* _Exercise_
Copy word for word the passage of the court opinion on the tax sale certificates that opens with the words containing "Appellant claims that" and closes with "on the property.".

* _Source document_
-- BEGIN --

19 N.W.2d 576 | S.D. | 1945
This is an action to quiet title to real property in the City of Sisseton. Plaintiff is the owner of the property, and defendant is the holder of tax certificates thereon. The trial court found that on June 28, 1943, defendant advised the county treasurer's office that he desired to buy the tax sale certificates held by the county against the property. The deputy county treasurer erroneously assumed that the defendant was the owner of the lots and that all penalty and interest had been abated by the provisions of Ch. 306, S.L. 1943, and advised defendant that the amount due was $486.01, which sum was the principal of the taxes only. Defendant delivered his check to the treasurer's office for that amount and on June 29 was given tax receipts instead of an assignment of the tax sale certificates. Upon the discovery of these errors, and before the payment was entered in the treasurer's daily balance, the payment was refunded to defendant and the tax receipts were surrendered and canceled. These findings are amply supported by the evidence.
On July 13 defendant paid the treasurer $642.89, the amount of all taxes due, including penalty and interest, and received an assignment of the certificates of tax sale with receipts for all subsequent taxes. *547
On August 14, 1943, plaintiff tendered to the county treasurer $482.02 for redemption from the tax sale. The treasurer refused the tender for the reason that the amount tendered was not sufficient to include principal, interest and estimated costs of tax deed proceedings which amounted in all to $688.39. Plaintiff then brought this action to determine the validity of the assignment of the tax certificates to defendant, and in case it should be found that such assignment was valid, to determine her right to redeem under the provisions of Ch. 306, S.L. 1943. The circuit court decided that the defendant was the owner of the tax certificates, and that the amount due thereon at the time of the assignment, including subsequent taxes and interest was $642.89 besides the actual costs of tax deed proceedings amounting to $16.09. The circuit court further decided that the county treasurer had lawful authority to assign and deliver the tax sale certificates and receipts for subsequent taxes to the defendant, and entered judgment quieting title in the plaintiff subject to the tax lien. From this judgment, the plaintiff has appealed.
Appellant claims that the transactions of June 28 and 29 amounted to a voluntary payment of taxes by respondent, and that such payment discharged the tax lien on the property.
[1] A tax payment is not voluntary when made under mistake of fact. Such mistake may consist of some official action by the tax collecting officer, on the correctness of which the taxpayer has a right to rely. Wheeler v. Board of Commissioners of Hennepin County,
An exception to this rule is SDC 57.0901 under which any payment of taxes is voluntary and cannot be recovered if the question goes to the merits of the tax, unless the payment is made under protest and an action for recovery is commenced within thirty days after such payment. Miner v. Clifton Tp.,
[2] In this case the county treasurer accepted respondent's check and issued the tax receipts without the payment *548 of penalty and interest in accordance with the provisions of Ch. 306, S.L. 1943, on the assumption that respondent was the owner of the property and was entitled to an abatement of penalty and interest, whereas an assignment of the certificates of tax sale was demanded, and respondent was not the owner of the property. These were mistakes of fact by the tax collecting officer in an official action on the correctness of which the respondent had a right to rely. The tax was wrongfully collected for reasons not going to the merits of the tax. Therefore, respondent had the right to recover the payment.

-- END --

* _Recorded information_
-- BEGIN --

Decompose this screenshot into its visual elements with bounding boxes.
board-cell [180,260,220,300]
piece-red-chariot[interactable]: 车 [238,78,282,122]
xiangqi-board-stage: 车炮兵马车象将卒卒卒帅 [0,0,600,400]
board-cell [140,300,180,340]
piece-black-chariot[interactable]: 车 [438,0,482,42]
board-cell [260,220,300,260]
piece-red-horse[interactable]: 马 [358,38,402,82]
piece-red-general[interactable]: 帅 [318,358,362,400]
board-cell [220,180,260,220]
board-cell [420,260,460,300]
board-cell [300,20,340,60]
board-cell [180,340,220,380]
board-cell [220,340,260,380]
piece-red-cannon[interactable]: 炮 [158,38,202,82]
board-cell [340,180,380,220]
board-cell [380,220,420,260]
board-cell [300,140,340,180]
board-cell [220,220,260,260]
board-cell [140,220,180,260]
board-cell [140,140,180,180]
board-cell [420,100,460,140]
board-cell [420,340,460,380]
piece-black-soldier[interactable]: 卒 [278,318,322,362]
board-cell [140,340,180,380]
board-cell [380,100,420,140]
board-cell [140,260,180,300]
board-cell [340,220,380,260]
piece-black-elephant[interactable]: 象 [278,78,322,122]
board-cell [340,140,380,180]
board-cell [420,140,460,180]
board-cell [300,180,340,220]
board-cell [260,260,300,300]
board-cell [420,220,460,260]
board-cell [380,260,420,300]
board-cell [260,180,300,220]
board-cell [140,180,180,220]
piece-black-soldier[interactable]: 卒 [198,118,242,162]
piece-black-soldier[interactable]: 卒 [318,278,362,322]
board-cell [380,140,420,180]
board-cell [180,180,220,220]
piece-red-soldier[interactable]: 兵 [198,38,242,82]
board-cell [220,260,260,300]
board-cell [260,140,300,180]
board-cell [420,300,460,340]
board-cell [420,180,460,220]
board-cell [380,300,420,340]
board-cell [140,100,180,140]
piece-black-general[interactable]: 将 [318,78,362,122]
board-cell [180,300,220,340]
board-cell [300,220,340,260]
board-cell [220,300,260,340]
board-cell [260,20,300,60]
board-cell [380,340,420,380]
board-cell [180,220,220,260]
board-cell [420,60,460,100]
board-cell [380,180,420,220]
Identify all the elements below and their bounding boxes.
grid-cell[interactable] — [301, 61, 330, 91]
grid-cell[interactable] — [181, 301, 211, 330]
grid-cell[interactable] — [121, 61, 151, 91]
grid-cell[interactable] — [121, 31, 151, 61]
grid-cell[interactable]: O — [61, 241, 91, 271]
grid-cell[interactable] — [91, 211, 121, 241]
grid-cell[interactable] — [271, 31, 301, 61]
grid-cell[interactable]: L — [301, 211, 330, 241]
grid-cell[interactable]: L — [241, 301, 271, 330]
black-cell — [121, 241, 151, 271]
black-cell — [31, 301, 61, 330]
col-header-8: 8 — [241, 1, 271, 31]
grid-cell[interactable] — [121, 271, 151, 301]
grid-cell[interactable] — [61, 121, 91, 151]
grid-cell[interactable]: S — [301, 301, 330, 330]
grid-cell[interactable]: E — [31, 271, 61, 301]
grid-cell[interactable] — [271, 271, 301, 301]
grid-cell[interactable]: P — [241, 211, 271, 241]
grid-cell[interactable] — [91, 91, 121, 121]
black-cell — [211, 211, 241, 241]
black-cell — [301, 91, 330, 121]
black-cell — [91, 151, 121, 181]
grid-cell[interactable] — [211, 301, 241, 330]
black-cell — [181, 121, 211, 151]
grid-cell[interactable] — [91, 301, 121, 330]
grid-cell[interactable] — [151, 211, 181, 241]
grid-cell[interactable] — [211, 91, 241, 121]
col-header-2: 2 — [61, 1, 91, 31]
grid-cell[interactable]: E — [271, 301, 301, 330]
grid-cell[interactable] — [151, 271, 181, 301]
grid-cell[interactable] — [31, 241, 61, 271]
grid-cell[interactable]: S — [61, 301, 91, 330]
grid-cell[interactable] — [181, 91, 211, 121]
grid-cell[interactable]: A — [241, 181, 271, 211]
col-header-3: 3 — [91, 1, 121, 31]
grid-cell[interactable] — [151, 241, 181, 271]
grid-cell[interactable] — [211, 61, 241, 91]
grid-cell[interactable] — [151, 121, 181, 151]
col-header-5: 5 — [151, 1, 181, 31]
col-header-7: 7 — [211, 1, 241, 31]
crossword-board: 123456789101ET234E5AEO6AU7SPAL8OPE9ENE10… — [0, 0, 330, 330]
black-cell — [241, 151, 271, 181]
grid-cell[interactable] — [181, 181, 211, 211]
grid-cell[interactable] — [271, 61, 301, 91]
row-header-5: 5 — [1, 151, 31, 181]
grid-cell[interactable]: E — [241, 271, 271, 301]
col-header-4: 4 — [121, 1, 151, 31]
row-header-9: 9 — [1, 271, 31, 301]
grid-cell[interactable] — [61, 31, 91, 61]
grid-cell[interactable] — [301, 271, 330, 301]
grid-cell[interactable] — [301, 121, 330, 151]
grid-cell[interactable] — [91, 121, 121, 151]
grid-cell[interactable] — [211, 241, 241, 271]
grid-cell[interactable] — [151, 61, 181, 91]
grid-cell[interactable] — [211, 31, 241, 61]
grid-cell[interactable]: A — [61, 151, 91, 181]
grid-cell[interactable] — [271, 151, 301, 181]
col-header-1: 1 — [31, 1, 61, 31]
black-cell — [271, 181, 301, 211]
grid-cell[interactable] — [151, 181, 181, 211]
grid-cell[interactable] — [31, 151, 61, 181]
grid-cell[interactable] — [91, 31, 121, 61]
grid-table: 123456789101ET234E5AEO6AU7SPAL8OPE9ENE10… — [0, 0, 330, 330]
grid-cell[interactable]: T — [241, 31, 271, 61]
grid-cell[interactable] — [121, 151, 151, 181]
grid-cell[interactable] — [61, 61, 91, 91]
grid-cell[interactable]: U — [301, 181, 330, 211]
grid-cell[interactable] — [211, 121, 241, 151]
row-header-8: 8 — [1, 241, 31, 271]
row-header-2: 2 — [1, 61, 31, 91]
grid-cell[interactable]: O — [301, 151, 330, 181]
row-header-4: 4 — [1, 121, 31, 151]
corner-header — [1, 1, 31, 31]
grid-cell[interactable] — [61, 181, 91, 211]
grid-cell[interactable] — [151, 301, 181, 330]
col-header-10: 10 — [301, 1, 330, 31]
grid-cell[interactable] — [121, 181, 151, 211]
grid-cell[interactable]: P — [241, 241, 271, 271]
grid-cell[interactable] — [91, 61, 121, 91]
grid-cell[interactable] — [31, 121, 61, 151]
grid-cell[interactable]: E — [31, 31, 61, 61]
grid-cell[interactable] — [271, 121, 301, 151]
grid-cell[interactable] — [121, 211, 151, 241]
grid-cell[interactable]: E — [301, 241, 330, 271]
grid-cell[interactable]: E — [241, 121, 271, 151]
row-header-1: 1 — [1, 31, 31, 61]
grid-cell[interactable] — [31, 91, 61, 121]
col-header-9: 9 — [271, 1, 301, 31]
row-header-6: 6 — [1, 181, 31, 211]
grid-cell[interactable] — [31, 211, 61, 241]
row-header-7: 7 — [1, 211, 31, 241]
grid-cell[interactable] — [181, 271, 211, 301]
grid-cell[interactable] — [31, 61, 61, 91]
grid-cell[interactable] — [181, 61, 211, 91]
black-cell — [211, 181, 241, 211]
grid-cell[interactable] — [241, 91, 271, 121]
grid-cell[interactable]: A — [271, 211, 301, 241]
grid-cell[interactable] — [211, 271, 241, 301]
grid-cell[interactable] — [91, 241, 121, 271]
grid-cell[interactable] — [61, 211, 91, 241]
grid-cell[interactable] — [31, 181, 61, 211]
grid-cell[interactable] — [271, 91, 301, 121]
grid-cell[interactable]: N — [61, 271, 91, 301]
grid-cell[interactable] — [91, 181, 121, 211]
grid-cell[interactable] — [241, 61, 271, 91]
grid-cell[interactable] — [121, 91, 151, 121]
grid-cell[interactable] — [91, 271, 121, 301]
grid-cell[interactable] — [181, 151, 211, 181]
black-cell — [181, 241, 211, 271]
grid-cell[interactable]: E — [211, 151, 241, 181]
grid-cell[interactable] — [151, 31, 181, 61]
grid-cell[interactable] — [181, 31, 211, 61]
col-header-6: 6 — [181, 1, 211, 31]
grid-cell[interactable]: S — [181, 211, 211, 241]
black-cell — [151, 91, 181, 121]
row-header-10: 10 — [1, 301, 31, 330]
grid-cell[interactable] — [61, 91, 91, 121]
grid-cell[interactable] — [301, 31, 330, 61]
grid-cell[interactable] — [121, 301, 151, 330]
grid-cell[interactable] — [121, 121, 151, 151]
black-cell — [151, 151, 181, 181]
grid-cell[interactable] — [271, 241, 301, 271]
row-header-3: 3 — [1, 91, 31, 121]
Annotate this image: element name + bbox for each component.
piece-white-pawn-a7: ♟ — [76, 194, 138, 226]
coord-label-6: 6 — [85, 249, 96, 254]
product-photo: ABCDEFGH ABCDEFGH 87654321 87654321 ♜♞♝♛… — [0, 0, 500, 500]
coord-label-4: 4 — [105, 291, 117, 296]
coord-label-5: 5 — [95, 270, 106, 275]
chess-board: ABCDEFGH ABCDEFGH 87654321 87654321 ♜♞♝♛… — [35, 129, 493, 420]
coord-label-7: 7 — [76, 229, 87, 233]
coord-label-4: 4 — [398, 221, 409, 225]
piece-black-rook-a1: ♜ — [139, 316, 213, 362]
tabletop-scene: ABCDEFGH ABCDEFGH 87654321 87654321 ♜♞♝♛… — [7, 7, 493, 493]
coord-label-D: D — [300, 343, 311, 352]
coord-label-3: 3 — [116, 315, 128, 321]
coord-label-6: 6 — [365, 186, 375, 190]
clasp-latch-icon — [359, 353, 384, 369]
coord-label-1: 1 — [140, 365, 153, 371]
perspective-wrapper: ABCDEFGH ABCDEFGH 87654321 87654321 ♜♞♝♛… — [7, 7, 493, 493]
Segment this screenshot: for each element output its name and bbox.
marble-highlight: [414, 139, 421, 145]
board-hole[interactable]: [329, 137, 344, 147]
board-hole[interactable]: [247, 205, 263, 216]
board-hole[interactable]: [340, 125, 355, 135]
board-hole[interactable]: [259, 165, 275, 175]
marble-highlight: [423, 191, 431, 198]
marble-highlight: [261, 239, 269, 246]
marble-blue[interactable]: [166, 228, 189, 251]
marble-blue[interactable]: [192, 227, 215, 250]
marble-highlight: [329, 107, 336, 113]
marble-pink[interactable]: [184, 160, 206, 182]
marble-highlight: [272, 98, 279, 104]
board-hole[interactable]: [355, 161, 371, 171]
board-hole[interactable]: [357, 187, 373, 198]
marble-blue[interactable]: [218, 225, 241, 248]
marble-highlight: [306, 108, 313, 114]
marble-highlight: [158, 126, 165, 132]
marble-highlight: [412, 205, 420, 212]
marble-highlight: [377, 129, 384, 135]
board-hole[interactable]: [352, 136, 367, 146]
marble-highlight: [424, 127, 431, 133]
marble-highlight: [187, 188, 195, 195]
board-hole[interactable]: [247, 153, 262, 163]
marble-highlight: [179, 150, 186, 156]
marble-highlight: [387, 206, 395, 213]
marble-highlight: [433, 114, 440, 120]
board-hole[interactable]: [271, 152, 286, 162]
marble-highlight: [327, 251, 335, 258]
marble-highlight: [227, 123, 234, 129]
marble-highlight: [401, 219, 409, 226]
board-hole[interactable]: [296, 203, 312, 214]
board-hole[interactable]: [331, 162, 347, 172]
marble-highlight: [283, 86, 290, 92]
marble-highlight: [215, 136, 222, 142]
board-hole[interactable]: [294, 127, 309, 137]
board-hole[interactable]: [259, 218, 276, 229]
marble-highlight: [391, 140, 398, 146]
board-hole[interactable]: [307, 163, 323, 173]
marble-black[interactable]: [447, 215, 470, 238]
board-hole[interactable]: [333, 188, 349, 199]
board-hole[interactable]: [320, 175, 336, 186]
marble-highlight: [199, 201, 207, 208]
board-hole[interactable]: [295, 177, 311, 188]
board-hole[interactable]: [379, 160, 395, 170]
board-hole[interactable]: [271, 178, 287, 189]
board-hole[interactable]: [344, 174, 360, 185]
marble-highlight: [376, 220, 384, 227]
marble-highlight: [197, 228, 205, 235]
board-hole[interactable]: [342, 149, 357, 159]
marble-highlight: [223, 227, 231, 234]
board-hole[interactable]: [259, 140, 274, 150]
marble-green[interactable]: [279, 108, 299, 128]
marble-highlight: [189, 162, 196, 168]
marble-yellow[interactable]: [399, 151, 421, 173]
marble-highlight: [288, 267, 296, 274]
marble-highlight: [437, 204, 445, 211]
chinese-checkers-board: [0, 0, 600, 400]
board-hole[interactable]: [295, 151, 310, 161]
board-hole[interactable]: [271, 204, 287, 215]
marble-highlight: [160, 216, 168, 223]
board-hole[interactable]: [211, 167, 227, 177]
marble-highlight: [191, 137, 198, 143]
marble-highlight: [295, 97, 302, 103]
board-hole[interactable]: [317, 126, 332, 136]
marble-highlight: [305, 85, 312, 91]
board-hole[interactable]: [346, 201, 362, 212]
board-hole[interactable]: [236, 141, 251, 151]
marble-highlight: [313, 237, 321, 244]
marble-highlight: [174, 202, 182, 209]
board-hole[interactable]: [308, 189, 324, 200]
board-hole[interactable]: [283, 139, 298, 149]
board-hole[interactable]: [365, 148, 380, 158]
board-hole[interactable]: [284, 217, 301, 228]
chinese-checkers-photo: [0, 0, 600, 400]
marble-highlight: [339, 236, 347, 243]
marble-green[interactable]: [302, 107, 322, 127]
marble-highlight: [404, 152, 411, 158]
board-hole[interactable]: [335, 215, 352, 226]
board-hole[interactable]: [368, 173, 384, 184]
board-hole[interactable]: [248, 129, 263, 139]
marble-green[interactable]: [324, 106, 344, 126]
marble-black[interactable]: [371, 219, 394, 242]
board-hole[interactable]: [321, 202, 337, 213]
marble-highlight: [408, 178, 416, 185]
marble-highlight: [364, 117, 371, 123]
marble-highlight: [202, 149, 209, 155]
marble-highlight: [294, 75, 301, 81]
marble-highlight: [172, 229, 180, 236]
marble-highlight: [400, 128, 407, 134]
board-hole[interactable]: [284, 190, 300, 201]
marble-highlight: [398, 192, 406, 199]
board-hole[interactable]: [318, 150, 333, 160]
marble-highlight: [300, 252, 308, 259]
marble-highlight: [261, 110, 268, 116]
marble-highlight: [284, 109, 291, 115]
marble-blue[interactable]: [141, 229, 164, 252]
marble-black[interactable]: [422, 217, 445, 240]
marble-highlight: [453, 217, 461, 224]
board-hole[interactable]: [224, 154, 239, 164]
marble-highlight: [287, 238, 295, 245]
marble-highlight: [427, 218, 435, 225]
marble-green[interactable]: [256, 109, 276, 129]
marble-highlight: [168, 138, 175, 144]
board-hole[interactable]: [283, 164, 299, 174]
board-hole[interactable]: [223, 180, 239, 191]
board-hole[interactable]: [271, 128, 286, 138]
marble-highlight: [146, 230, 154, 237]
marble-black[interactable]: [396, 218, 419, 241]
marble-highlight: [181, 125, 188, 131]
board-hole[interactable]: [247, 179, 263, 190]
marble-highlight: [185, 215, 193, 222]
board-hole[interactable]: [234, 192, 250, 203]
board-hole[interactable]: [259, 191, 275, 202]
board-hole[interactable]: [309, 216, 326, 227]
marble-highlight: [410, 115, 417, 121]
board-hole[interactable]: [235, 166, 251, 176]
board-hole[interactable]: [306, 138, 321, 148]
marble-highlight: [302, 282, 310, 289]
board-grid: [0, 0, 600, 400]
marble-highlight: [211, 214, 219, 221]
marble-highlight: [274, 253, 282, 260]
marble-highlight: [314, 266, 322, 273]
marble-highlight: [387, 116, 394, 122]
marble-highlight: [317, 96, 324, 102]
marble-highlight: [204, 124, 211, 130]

-- END --

* _Correct output_
Appellant claims that the transactions of June 28 and 29 amounted to a voluntary payment of taxes by respondent, and that such payment discharged the tax lien on the property.